▶ **Request**
Go through the records and copy each line where the word "Heliocentric" occurs.

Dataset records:
------

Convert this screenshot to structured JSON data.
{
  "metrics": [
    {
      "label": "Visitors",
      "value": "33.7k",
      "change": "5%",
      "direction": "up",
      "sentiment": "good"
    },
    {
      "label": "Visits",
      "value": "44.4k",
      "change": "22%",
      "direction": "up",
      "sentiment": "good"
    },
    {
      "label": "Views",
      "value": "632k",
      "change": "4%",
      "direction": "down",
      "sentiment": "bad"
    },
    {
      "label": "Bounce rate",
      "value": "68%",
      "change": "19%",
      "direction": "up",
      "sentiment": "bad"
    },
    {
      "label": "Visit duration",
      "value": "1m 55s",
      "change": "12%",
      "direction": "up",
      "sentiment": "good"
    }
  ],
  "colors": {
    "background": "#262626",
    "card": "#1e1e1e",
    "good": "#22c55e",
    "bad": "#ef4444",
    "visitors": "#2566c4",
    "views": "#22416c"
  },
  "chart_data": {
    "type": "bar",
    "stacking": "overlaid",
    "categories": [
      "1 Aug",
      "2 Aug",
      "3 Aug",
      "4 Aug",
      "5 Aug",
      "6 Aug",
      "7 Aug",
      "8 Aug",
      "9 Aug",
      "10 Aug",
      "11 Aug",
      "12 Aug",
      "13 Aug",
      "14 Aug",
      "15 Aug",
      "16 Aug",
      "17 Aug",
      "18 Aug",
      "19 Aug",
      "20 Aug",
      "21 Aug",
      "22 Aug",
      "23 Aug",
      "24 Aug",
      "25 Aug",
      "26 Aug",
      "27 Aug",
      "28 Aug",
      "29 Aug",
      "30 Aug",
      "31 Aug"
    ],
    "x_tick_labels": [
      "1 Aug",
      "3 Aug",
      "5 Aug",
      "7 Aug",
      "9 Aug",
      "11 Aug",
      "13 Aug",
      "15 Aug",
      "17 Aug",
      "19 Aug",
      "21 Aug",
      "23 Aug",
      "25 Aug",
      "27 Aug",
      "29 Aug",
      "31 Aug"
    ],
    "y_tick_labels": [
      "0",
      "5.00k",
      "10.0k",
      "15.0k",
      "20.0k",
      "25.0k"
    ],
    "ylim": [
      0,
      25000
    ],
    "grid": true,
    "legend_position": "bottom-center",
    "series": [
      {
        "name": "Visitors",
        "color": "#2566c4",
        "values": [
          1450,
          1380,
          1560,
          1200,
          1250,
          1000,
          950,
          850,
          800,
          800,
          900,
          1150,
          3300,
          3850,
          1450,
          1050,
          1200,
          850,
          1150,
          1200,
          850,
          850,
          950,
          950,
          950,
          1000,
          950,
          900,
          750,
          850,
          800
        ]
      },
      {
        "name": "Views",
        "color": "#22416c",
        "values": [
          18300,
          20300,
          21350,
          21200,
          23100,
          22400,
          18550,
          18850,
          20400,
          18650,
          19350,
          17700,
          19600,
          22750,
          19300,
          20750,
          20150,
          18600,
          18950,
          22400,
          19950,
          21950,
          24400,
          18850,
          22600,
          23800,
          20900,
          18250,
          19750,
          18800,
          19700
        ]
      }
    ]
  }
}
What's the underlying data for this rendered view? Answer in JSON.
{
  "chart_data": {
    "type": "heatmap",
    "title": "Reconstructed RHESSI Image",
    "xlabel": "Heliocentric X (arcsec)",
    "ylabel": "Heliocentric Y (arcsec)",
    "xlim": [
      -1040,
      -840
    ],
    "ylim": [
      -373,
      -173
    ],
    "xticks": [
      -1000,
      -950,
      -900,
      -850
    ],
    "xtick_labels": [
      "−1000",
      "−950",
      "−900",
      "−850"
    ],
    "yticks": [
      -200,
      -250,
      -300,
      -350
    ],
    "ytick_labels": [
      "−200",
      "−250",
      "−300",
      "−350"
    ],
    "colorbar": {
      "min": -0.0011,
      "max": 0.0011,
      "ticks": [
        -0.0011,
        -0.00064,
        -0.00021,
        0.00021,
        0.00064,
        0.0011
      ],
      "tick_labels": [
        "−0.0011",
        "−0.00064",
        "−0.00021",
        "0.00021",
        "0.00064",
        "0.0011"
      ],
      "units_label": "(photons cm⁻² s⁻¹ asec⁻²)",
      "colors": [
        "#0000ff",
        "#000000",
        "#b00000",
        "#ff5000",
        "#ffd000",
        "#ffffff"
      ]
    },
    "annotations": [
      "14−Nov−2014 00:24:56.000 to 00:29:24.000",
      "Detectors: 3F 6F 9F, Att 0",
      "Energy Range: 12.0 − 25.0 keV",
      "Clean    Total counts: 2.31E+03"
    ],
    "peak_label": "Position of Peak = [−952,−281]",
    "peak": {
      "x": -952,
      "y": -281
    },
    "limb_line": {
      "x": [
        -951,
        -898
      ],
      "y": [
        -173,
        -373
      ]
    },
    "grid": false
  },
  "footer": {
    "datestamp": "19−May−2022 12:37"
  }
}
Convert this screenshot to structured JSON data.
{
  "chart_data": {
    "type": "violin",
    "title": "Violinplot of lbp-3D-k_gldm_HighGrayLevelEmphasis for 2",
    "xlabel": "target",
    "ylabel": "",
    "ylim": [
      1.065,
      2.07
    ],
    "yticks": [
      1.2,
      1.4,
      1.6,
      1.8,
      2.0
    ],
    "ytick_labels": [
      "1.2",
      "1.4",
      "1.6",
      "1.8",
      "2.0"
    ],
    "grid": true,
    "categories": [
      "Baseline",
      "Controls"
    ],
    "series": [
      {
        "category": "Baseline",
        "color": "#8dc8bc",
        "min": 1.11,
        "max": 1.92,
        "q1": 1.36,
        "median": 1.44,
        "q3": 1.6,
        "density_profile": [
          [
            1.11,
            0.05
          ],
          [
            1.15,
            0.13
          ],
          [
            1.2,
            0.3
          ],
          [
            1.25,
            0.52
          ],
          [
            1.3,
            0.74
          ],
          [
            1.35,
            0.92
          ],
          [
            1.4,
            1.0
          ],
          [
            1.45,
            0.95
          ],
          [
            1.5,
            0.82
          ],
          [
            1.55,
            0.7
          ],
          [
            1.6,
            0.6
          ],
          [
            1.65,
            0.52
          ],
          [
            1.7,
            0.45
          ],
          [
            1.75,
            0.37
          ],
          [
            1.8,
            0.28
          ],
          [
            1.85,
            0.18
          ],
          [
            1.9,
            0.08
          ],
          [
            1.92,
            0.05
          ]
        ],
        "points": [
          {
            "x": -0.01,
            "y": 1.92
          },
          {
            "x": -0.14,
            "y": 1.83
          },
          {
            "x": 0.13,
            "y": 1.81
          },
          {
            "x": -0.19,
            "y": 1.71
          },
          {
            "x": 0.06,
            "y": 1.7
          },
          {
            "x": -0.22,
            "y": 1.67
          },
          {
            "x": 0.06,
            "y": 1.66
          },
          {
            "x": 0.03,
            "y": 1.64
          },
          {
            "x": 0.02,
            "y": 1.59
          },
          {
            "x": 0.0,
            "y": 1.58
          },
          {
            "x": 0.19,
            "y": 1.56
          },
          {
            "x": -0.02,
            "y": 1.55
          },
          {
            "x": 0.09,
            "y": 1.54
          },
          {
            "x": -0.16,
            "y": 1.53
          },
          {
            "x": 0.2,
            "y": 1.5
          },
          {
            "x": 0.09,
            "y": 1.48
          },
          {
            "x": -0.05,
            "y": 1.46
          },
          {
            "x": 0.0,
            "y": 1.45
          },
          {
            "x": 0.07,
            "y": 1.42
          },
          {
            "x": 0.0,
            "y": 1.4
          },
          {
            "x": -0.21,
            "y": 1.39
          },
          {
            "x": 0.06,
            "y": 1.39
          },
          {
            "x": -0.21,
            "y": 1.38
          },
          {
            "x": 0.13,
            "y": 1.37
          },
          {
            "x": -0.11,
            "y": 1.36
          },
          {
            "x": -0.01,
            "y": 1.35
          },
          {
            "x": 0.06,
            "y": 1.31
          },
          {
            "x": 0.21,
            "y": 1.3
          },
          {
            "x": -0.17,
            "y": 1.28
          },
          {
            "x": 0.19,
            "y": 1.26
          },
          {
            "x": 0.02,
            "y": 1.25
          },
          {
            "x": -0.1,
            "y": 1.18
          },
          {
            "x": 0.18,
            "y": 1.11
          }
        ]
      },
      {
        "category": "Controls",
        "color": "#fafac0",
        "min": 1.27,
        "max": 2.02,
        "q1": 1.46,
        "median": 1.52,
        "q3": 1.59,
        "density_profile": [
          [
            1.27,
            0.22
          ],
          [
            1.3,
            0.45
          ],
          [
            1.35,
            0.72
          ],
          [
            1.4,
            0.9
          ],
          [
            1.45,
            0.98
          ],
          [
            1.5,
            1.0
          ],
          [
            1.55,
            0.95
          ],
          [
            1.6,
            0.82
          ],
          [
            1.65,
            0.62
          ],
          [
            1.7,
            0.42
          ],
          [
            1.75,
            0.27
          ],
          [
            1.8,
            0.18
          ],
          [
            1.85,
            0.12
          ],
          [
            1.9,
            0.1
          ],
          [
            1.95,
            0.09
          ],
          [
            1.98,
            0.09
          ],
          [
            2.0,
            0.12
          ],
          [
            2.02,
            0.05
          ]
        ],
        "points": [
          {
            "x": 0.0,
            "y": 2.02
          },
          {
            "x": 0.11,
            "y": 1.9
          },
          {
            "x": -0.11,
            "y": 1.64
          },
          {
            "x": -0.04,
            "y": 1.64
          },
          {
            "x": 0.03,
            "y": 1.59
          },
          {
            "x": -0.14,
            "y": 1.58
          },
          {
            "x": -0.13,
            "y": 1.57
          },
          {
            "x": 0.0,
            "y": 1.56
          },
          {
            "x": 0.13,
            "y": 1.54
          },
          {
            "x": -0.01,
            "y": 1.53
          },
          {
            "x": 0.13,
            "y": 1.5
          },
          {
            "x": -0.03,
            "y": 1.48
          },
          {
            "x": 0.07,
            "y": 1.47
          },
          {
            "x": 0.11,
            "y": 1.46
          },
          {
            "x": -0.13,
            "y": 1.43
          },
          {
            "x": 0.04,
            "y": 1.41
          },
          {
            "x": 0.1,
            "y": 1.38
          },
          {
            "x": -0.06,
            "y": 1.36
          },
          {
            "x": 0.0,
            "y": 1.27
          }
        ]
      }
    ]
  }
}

------

▶ **Written reply**
    "xlabel": "Heliocentric X (arcsec)",
    "ylabel": "Heliocentric Y (arcsec)",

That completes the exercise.